■ GIVEN RECORDS
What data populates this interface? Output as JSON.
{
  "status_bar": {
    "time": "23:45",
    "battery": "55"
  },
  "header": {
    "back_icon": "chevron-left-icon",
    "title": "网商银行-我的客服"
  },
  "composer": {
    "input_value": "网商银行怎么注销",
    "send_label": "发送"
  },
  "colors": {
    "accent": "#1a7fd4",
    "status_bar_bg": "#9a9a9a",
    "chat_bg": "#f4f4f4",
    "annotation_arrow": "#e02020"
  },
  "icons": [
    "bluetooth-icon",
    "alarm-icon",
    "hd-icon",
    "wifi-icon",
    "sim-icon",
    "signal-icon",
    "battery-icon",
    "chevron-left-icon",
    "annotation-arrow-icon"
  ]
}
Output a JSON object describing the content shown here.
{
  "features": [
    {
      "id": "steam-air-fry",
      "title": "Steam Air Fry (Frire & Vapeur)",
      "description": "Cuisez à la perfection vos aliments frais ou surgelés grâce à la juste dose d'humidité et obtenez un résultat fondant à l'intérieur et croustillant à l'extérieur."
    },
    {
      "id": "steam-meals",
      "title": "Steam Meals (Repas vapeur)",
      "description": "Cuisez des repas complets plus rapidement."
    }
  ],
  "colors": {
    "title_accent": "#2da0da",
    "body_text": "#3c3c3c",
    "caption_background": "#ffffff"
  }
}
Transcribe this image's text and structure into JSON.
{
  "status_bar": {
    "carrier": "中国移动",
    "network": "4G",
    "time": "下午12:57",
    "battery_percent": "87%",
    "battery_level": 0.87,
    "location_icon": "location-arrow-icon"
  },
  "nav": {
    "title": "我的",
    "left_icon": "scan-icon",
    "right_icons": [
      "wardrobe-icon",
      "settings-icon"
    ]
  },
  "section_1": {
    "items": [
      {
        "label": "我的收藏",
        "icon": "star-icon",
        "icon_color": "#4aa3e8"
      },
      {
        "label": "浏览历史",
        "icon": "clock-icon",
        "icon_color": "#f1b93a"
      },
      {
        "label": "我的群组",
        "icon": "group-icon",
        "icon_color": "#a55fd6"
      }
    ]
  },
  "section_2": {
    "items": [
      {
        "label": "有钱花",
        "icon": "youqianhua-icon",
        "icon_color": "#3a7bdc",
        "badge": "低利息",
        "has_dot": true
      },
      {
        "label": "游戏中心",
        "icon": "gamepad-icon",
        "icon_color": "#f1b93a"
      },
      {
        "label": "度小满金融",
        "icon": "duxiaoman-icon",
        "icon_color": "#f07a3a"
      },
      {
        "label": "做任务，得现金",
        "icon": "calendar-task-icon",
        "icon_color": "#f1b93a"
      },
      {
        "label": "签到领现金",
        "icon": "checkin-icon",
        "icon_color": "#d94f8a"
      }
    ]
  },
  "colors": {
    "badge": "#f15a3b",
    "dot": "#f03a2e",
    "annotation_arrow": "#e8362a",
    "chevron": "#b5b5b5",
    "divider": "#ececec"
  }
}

■ PROBLEM REQUIREMENTS
Using the material above, gather every line that includes "chevron".

■ WRITTEN RESPONSE
    "back_icon": "chevron-left-icon",
    "chevron-left-icon",
    "chevron": "#b5b5b5",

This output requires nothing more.